• _Direction 1_: List every question that appears under "THREE QUESTIONS:" in the diffuser thread.
• _Direction 2_: According to the diffuser thread, how much tube fits onto the diffuser's connector before the stop-ring?
• _Direction 3_: Transcribe the diffuser thread starting at "It seems either" and ending at "on the diffuser?".

• _Passage given_:
# Nano Diffuser - tube falls off w/ 2 much pressure



## BettaBeats (Jan 14, 2010)

I received my nano diffuser from ebay yesterday and I hooked it up. I was getting about 1 bubble every 4 seconds (using a little bit of water in the U of the diffuser as a bubble counter). So I made another 1 L bottle and used my T connector to put two bottles on one line.

I managed to get up to 1 bubble every 2 seconds or there about and as I was just reading the Internetz I heard the fizz, then the bubbling of the tube falling off.

It seems either my tubing is too big, or the connector on the diffuser is to small depth-wise. ie; I can only put about 3/8" of tube on before there is a stop-ring.

THREE QUESTIONS:
*Would only using one larger 2L bottle with one hose be more reliable?
Is there a way I could keep the hose on the diffuser?
Is it possible my hose is too large in diameter?*

Thanks for your help, these things are cool!


----------



## Greg_o (Mar 4, 2010)

I think you should figure out if the tubing is the wrong size, in the mean time zip tie over the tube where it's connected for a band aid fix.


----------



## BettaBeats (Jan 14, 2010)

that's such a simple solution, lol. thanks. i even have tiny zip ties next to my tank.


----------

(Stored data)
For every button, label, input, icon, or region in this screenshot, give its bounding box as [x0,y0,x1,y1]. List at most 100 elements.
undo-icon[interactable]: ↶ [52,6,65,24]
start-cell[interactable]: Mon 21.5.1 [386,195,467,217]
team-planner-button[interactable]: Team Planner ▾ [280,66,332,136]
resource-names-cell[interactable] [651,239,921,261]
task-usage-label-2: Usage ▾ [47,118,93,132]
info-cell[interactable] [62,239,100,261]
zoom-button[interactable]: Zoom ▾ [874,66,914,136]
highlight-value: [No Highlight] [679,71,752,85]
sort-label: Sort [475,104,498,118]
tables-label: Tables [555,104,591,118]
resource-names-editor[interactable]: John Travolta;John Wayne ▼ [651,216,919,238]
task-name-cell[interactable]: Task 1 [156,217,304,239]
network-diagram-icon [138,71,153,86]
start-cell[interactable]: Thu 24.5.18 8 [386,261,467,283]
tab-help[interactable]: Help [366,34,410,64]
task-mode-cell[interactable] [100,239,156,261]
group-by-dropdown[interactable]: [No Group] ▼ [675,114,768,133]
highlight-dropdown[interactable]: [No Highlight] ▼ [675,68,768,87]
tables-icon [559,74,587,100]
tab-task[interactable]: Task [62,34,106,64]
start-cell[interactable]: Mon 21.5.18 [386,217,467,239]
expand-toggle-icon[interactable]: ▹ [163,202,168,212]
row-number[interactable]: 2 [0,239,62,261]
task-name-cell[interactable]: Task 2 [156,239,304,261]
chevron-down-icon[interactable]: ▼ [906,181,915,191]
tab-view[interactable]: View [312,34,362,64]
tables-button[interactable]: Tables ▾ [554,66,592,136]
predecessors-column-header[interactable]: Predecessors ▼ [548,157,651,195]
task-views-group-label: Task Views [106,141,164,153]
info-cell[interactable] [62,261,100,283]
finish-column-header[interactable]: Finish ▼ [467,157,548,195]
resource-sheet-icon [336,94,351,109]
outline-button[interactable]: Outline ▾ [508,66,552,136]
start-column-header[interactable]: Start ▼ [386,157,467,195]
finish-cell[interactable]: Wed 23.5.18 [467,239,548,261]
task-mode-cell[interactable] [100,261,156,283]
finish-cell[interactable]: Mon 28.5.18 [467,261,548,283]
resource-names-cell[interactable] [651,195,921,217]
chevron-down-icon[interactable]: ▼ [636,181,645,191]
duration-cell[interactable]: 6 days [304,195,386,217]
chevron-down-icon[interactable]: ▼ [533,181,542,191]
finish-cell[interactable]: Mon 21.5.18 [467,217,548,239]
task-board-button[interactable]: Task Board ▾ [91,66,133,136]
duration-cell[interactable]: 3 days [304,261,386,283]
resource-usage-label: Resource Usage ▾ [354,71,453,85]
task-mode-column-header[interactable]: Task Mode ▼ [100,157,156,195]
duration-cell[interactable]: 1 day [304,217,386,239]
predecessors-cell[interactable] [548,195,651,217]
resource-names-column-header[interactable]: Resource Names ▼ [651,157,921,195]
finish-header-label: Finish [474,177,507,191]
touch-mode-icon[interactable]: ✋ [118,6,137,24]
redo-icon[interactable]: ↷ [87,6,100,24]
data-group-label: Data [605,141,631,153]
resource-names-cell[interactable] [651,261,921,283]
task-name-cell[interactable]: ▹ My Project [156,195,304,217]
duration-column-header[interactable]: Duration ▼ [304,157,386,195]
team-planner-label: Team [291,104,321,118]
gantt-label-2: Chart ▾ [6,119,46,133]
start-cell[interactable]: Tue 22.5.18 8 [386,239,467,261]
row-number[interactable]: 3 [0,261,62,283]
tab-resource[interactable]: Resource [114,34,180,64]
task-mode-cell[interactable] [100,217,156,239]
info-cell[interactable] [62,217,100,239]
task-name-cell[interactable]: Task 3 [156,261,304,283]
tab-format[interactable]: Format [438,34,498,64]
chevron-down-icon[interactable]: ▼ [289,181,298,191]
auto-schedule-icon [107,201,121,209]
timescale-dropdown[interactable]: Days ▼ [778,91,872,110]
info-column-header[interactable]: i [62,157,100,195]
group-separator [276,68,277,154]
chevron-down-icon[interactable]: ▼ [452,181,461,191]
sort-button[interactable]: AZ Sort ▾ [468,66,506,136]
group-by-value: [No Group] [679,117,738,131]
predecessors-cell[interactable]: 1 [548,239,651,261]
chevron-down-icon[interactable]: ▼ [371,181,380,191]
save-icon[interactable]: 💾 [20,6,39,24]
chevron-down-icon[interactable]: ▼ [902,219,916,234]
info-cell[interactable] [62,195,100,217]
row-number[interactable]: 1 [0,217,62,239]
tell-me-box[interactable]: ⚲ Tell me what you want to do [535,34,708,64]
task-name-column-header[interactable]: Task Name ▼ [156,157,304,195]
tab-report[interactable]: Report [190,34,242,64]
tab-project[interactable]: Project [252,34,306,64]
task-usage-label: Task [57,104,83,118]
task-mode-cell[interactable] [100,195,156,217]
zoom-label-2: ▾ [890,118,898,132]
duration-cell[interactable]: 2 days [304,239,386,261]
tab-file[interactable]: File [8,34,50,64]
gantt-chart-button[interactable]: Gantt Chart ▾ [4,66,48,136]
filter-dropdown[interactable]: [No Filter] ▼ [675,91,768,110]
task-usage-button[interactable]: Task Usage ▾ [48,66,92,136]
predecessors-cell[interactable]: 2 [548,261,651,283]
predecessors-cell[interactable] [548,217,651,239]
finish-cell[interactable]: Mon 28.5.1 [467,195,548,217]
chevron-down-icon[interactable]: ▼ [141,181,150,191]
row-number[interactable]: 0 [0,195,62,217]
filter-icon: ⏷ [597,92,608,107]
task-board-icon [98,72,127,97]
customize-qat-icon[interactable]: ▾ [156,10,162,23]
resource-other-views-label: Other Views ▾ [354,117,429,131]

• _Full output 1_:
- Would only using one larger 2L bottle with one hose be more reliable?
- Is there a way I could keep the hose on the diffuser?
- Is it possible my hose is too large in diameter?

• _Full output 2_: About 3/8".

• _Full output 3_:
It seems either my tubing is too big, or the connector on the diffuser is to small depth-wise. ie; I can only put about 3/8" of tube on before there is a stop-ring.

THREE QUESTIONS:
*Would only using one larger 2L bottle with one hose be more reliable?
Is there a way I could keep the hose on the diffuser?